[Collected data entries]
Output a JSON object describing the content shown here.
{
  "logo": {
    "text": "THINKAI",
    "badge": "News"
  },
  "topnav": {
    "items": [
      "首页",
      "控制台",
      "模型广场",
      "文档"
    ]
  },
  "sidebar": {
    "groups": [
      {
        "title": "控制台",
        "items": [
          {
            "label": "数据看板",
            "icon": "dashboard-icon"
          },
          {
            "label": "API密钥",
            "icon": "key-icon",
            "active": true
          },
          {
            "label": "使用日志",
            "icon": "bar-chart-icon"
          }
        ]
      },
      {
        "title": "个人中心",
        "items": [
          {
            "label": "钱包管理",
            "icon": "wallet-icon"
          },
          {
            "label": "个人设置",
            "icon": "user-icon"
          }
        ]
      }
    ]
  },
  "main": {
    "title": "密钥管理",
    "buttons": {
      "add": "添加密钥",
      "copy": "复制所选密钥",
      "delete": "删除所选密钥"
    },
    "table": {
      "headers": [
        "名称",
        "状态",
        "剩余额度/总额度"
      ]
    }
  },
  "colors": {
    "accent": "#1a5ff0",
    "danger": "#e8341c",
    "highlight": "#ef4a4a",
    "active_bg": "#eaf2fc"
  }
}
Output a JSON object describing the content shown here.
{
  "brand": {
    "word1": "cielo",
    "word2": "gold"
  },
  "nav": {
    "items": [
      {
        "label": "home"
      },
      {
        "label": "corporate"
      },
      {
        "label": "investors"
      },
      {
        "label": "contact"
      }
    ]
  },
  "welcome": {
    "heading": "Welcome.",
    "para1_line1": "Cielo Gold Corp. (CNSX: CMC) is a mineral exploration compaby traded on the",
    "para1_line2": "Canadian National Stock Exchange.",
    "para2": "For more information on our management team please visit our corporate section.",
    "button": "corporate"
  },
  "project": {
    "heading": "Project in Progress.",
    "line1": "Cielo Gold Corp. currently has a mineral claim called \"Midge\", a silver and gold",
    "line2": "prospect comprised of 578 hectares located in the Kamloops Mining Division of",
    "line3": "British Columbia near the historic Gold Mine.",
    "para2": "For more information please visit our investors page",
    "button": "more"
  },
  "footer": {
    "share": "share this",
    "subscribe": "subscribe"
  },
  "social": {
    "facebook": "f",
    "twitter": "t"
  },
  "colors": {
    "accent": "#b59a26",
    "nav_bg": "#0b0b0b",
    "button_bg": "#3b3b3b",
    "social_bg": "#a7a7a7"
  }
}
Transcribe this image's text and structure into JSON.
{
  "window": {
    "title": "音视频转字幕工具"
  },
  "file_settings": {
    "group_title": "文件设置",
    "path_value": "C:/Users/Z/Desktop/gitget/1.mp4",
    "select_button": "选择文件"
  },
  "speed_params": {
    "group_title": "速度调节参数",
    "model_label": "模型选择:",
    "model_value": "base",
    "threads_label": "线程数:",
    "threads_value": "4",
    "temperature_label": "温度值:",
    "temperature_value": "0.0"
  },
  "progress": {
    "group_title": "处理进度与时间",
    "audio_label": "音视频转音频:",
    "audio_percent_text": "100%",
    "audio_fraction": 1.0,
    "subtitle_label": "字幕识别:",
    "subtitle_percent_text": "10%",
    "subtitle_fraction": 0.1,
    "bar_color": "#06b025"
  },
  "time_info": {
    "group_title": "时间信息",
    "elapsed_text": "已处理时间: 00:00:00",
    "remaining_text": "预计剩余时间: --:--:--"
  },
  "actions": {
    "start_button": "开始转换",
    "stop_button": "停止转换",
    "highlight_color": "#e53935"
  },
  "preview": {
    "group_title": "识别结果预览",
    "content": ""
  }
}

PROBLEM DETAILS
From the data above, pick out each line containing "this" and copy it.

TASK RESPONSE
    "share": "share this",
Transcribe this image's text and structure into JSON.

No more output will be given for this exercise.